→ What is expected
Only the lines from the line containing "What data populates" through the final line of the entries should be printed, exactly as given, with the pictures left out.

Source data:
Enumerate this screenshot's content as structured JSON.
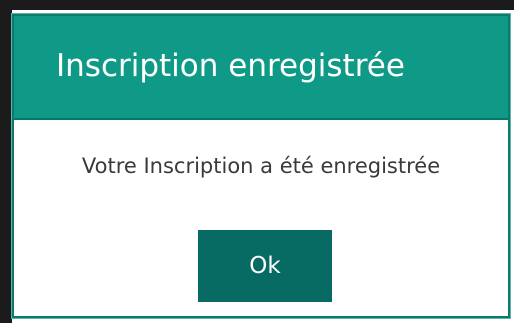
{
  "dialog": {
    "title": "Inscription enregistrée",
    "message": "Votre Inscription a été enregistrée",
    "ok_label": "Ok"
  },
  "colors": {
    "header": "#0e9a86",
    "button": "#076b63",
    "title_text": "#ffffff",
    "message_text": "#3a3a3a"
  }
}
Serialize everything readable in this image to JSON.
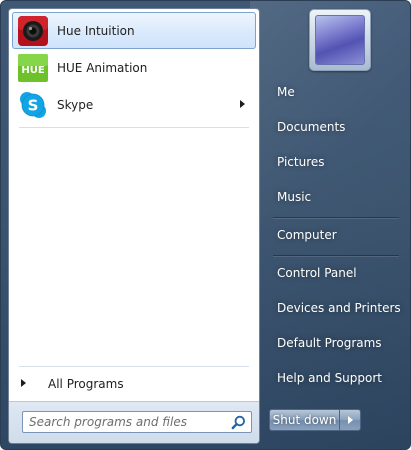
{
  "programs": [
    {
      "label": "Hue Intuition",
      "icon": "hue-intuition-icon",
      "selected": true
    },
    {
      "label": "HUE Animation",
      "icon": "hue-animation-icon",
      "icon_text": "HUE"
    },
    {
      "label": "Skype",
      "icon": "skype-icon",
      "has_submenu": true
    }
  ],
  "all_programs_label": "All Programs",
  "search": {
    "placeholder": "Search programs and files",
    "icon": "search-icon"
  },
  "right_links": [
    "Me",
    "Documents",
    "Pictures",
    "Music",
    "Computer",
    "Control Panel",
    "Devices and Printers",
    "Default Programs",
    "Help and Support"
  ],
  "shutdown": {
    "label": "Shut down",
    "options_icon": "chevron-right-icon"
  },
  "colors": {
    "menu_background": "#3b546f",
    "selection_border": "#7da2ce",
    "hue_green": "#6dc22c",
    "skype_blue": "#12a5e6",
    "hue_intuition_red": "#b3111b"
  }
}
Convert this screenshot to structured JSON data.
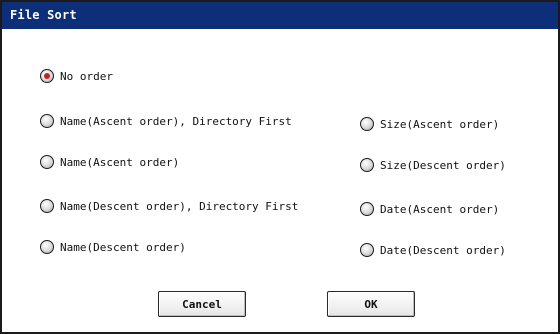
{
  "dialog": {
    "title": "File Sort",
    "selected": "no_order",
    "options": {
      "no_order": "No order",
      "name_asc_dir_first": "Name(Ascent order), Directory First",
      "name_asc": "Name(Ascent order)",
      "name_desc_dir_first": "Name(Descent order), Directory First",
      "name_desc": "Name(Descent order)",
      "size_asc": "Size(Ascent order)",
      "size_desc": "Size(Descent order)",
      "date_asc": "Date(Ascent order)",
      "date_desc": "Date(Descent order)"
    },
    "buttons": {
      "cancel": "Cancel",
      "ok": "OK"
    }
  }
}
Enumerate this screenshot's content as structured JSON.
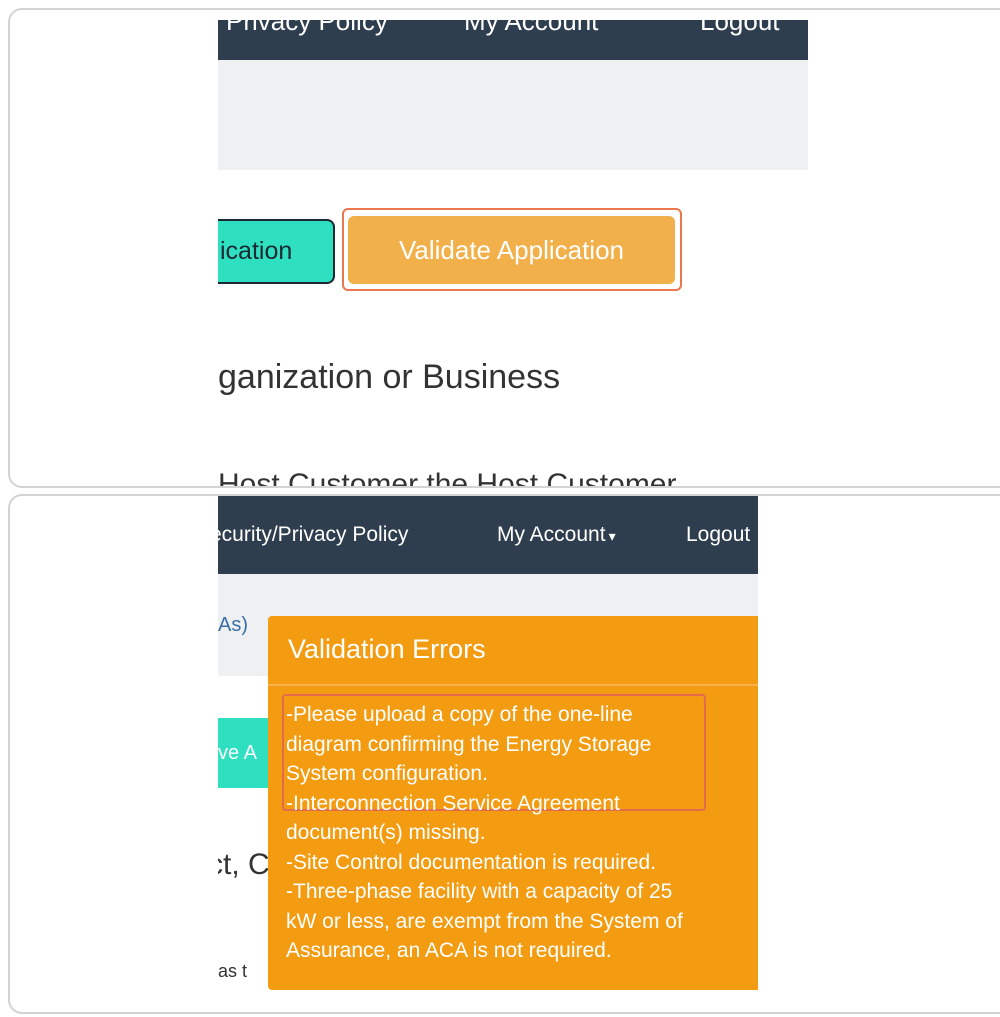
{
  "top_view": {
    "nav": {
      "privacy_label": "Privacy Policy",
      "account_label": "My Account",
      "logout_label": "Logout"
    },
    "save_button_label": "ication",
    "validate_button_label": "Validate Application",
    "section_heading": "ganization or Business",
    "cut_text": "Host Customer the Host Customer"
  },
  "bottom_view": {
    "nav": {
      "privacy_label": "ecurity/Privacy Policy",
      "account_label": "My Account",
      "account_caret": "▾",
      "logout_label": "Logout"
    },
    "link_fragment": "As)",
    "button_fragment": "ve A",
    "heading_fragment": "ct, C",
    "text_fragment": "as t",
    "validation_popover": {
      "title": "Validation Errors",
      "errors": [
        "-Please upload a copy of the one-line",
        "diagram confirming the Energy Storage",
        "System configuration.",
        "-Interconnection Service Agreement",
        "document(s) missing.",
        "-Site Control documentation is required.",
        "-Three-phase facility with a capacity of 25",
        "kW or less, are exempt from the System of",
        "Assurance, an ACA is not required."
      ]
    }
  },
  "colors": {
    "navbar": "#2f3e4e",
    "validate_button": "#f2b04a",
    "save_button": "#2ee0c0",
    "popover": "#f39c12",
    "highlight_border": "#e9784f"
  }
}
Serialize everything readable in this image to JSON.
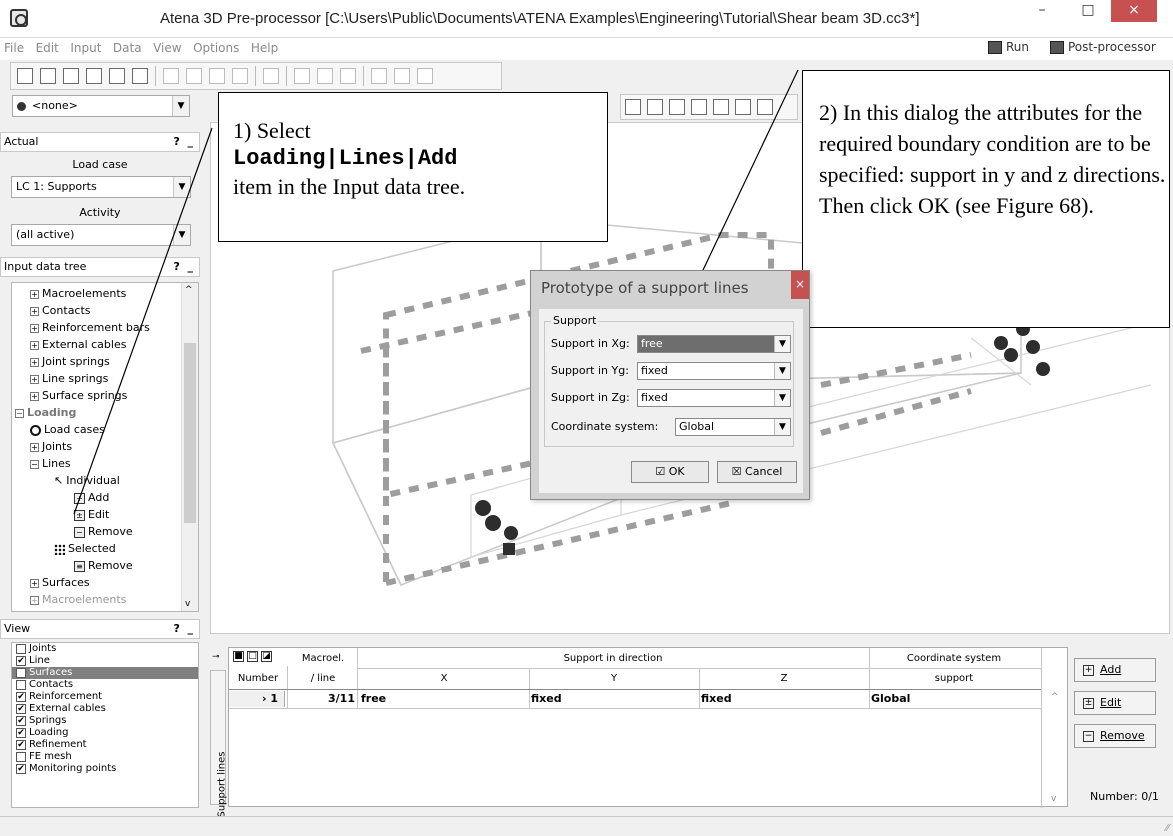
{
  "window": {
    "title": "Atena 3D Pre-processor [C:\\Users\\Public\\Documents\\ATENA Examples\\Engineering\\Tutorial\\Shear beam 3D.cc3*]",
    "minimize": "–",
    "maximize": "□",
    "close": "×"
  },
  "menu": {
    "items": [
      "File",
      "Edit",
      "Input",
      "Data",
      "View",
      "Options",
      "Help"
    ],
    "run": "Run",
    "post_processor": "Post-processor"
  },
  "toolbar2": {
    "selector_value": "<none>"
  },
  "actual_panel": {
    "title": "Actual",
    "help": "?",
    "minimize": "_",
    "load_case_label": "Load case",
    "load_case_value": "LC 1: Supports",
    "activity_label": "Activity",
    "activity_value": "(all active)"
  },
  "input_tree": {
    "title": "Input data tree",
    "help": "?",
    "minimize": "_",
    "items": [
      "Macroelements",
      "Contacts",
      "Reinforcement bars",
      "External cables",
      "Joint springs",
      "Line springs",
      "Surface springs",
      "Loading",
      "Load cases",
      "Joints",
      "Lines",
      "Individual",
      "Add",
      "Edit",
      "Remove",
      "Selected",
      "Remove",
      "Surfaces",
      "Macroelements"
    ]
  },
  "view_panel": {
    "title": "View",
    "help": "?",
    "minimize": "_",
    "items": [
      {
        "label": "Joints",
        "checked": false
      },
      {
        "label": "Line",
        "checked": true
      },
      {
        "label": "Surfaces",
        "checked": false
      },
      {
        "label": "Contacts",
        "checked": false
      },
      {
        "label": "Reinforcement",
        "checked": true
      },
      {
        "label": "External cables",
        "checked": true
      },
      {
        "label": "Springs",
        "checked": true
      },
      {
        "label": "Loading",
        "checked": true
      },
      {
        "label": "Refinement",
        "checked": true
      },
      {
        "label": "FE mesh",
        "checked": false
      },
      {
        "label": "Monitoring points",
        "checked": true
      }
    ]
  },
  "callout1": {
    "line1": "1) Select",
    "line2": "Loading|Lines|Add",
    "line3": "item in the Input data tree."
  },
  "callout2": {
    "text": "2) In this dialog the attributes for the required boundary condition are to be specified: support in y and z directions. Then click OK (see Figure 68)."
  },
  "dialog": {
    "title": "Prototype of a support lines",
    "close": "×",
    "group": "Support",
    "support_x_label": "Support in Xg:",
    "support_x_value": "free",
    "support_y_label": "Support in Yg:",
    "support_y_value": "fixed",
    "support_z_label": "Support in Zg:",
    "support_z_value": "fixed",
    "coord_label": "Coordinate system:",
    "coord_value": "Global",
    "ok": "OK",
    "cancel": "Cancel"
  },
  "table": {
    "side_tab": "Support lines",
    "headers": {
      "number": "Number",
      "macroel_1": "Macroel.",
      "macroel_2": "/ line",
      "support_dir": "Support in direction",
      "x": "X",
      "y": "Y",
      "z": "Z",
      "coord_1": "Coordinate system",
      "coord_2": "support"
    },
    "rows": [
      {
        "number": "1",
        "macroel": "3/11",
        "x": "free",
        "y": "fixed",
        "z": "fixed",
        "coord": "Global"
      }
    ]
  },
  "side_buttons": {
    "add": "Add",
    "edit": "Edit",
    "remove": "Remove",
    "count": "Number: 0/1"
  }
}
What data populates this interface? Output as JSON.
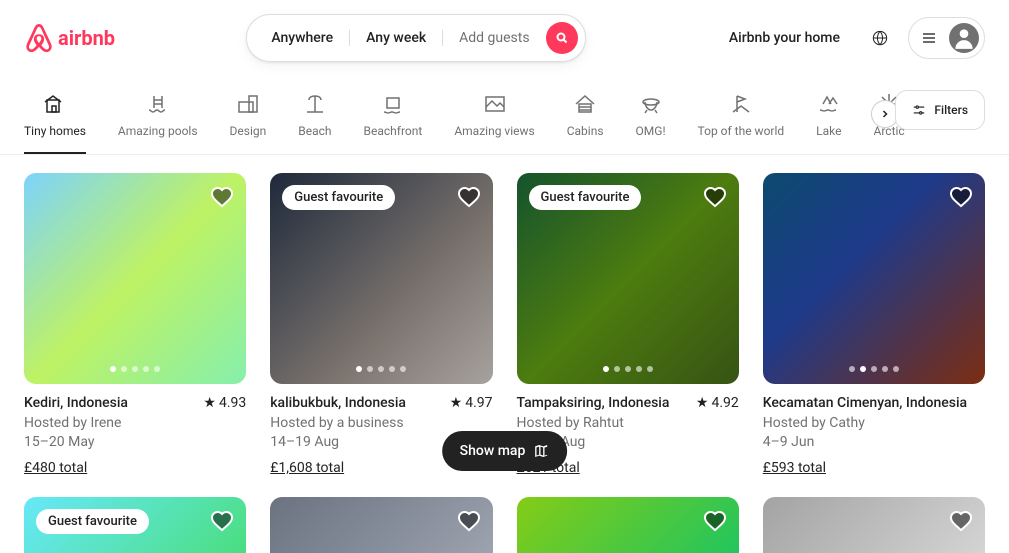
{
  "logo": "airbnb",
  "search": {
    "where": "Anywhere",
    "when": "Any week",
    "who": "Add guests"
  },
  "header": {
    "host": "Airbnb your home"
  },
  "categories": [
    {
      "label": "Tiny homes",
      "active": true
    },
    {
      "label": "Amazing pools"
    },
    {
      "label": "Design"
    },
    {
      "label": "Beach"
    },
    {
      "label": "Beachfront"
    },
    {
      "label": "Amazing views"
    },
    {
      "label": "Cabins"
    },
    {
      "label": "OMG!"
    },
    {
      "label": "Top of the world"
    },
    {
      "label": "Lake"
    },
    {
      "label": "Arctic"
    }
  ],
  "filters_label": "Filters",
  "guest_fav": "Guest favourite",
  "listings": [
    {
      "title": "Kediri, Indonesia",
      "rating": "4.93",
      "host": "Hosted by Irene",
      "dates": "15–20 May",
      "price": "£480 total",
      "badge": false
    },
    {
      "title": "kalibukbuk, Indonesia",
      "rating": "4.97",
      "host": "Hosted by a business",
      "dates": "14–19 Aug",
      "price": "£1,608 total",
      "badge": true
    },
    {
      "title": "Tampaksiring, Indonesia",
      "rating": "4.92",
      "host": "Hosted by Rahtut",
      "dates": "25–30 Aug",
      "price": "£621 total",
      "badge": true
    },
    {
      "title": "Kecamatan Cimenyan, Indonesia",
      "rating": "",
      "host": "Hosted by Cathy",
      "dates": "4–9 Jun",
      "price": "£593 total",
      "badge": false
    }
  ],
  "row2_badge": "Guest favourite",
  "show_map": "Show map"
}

→ Response to the exercise
What data populates this interface? Output as JSON.
{
  "logo": "airbnb",
  "search": {
    "where": "Anywhere",
    "when": "Any week",
    "who": "Add guests"
  },
  "header": {
    "host": "Airbnb your home"
  },
  "categories": [
    {
      "label": "Tiny homes",
      "active": true
    },
    {
      "label": "Amazing pools"
    },
    {
      "label": "Design"
    },
    {
      "label": "Beach"
    },
    {
      "label": "Beachfront"
    },
    {
      "label": "Amazing views"
    },
    {
      "label": "Cabins"
    },
    {
      "label": "OMG!"
    },
    {
      "label": "Top of the world"
    },
    {
      "label": "Lake"
    },
    {
      "label": "Arctic"
    }
  ],
  "filters_label": "Filters",
  "guest_fav": "Guest favourite",
  "listings": [
    {
      "title": "Kediri, Indonesia",
      "rating": "4.93",
      "host": "Hosted by Irene",
      "dates": "15–20 May",
      "price": "£480 total",
      "badge": false
    },
    {
      "title": "kalibukbuk, Indonesia",
      "rating": "4.97",
      "host": "Hosted by a business",
      "dates": "14–19 Aug",
      "price": "£1,608 total",
      "badge": true
    },
    {
      "title": "Tampaksiring, Indonesia",
      "rating": "4.92",
      "host": "Hosted by Rahtut",
      "dates": "25–30 Aug",
      "price": "£621 total",
      "badge": true
    },
    {
      "title": "Kecamatan Cimenyan, Indonesia",
      "rating": "",
      "host": "Hosted by Cathy",
      "dates": "4–9 Jun",
      "price": "£593 total",
      "badge": false
    }
  ],
  "row2_badge": "Guest favourite",
  "show_map": "Show map"
}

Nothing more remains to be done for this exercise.